(begin)

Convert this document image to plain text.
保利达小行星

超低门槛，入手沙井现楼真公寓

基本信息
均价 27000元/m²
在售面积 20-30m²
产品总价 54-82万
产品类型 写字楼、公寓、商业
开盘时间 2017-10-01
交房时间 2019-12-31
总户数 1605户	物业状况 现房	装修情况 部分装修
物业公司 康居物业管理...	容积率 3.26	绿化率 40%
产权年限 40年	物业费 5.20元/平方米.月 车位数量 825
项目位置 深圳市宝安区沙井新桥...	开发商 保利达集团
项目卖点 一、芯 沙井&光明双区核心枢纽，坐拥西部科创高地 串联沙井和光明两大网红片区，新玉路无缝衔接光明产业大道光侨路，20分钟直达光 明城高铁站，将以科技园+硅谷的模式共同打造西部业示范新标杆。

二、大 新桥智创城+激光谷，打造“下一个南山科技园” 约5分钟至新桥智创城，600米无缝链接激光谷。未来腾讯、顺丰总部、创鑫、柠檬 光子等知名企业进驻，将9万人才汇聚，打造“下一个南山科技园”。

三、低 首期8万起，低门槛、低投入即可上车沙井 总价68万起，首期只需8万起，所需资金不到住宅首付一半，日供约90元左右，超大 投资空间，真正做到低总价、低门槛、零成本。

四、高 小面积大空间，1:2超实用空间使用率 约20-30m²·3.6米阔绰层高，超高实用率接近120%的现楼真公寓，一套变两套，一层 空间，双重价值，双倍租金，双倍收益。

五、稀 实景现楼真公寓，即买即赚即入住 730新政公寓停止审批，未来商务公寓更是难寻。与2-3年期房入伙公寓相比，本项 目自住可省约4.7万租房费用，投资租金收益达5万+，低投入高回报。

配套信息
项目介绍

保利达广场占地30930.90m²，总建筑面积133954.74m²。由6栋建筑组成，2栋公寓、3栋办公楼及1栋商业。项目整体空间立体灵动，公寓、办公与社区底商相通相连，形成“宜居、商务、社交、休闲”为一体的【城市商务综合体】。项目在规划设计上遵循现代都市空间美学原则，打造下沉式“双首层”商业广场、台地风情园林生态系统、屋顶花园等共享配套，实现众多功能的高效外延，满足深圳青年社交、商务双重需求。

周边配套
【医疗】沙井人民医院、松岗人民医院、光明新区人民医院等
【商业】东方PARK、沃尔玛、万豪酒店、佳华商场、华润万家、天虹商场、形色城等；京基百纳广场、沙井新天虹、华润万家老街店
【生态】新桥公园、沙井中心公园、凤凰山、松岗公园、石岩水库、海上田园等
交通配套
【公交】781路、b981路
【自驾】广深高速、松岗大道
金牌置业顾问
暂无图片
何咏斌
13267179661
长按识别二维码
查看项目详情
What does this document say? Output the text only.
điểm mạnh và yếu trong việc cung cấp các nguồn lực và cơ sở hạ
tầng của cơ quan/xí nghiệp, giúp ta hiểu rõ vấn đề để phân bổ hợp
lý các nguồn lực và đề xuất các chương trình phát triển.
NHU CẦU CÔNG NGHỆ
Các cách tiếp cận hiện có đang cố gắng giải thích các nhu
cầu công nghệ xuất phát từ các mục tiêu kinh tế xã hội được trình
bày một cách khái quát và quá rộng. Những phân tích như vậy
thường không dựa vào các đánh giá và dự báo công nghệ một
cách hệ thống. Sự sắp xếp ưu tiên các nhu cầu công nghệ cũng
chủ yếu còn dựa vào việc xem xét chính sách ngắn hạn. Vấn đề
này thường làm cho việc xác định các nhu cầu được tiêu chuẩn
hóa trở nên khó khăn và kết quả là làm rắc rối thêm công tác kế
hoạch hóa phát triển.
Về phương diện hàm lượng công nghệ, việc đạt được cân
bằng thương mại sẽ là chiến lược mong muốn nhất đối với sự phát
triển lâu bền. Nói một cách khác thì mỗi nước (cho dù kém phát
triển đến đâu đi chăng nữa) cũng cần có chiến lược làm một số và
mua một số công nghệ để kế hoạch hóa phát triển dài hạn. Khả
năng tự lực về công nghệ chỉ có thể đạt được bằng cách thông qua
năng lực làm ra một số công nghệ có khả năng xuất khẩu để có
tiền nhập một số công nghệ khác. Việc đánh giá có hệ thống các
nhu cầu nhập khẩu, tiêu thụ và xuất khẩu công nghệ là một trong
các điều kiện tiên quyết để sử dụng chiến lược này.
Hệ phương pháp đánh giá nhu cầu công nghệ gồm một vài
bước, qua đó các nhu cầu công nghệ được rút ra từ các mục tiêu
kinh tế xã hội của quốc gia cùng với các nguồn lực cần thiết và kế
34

(end)

WHAT TO WORK ON:
Return every record above exactly as it appears.

OUTPUT FOR THIS EXERCISE:
Convert this document image to plain text.
保利达小行星

超低门槛，入手沙井现楼真公寓

基本信息
均价 27000元/m²
在售面积 20-30m²
产品总价 54-82万
产品类型 写字楼、公寓、商业
开盘时间 2017-10-01
交房时间 2019-12-31
总户数 1605户	物业状况 现房	装修情况 部分装修
物业公司 康居物业管理...	容积率 3.26	绿化率 40%
产权年限 40年	物业费 5.20元/平方米.月 车位数量 825
项目位置 深圳市宝安区沙井新桥...	开发商 保利达集团
项目卖点 一、芯 沙井&光明双区核心枢纽，坐拥西部科创高地 串联沙井和光明两大网红片区，新玉路无缝衔接光明产业大道光侨路，20分钟直达光 明城高铁站，将以科技园+硅谷的模式共同打造西部业示范新标杆。

二、大 新桥智创城+激光谷，打造“下一个南山科技园” 约5分钟至新桥智创城，600米无缝链接激光谷。未来腾讯、顺丰总部、创鑫、柠檬 光子等知名企业进驻，将9万人才汇聚，打造“下一个南山科技园”。

三、低 首期8万起，低门槛、低投入即可上车沙井 总价68万起，首期只需8万起，所需资金不到住宅首付一半，日供约90元左右，超大 投资空间，真正做到低总价、低门槛、零成本。

四、高 小面积大空间，1:2超实用空间使用率 约20-30m²·3.6米阔绰层高，超高实用率接近120%的现楼真公寓，一套变两套，一层 空间，双重价值，双倍租金，双倍收益。

五、稀 实景现楼真公寓，即买即赚即入住 730新政公寓停止审批，未来商务公寓更是难寻。与2-3年期房入伙公寓相比，本项 目自住可省约4.7万租房费用，投资租金收益达5万+，低投入高回报。

配套信息
项目介绍

保利达广场占地30930.90m²，总建筑面积133954.74m²。由6栋建筑组成，2栋公寓、3栋办公楼及1栋商业。项目整体空间立体灵动，公寓、办公与社区底商相通相连，形成“宜居、商务、社交、休闲”为一体的【城市商务综合体】。项目在规划设计上遵循现代都市空间美学原则，打造下沉式“双首层”商业广场、台地风情园林生态系统、屋顶花园等共享配套，实现众多功能的高效外延，满足深圳青年社交、商务双重需求。

周边配套
【医疗】沙井人民医院、松岗人民医院、光明新区人民医院等
【商业】东方PARK、沃尔玛、万豪酒店、佳华商场、华润万家、天虹商场、形色城等；京基百纳广场、沙井新天虹、华润万家老街店
【生态】新桥公园、沙井中心公园、凤凰山、松岗公园、石岩水库、海上田园等
交通配套
【公交】781路、b981路
【自驾】广深高速、松岗大道
金牌置业顾问
暂无图片
何咏斌
13267179661
长按识别二维码
查看项目详情
What does this document say? Output the text only.
điểm mạnh và yếu trong việc cung cấp các nguồn lực và cơ sở hạ
tầng của cơ quan/xí nghiệp, giúp ta hiểu rõ vấn đề để phân bổ hợp
lý các nguồn lực và đề xuất các chương trình phát triển.
NHU CẦU CÔNG NGHỆ
Các cách tiếp cận hiện có đang cố gắng giải thích các nhu
cầu công nghệ xuất phát từ các mục tiêu kinh tế xã hội được trình
bày một cách khái quát và quá rộng. Những phân tích như vậy
thường không dựa vào các đánh giá và dự báo công nghệ một
cách hệ thống. Sự sắp xếp ưu tiên các nhu cầu công nghệ cũng
chủ yếu còn dựa vào việc xem xét chính sách ngắn hạn. Vấn đề
này thường làm cho việc xác định các nhu cầu được tiêu chuẩn
hóa trở nên khó khăn và kết quả là làm rắc rối thêm công tác kế
hoạch hóa phát triển.
Về phương diện hàm lượng công nghệ, việc đạt được cân
bằng thương mại sẽ là chiến lược mong muốn nhất đối với sự phát
triển lâu bền. Nói một cách khác thì mỗi nước (cho dù kém phát
triển đến đâu đi chăng nữa) cũng cần có chiến lược làm một số và
mua một số công nghệ để kế hoạch hóa phát triển dài hạn. Khả
năng tự lực về công nghệ chỉ có thể đạt được bằng cách thông qua
năng lực làm ra một số công nghệ có khả năng xuất khẩu để có
tiền nhập một số công nghệ khác. Việc đánh giá có hệ thống các
nhu cầu nhập khẩu, tiêu thụ và xuất khẩu công nghệ là một trong
các điều kiện tiên quyết để sử dụng chiến lược này.
Hệ phương pháp đánh giá nhu cầu công nghệ gồm một vài
bước, qua đó các nhu cầu công nghệ được rút ra từ các mục tiêu
kinh tế xã hội của quốc gia cùng với các nguồn lực cần thiết và kế
34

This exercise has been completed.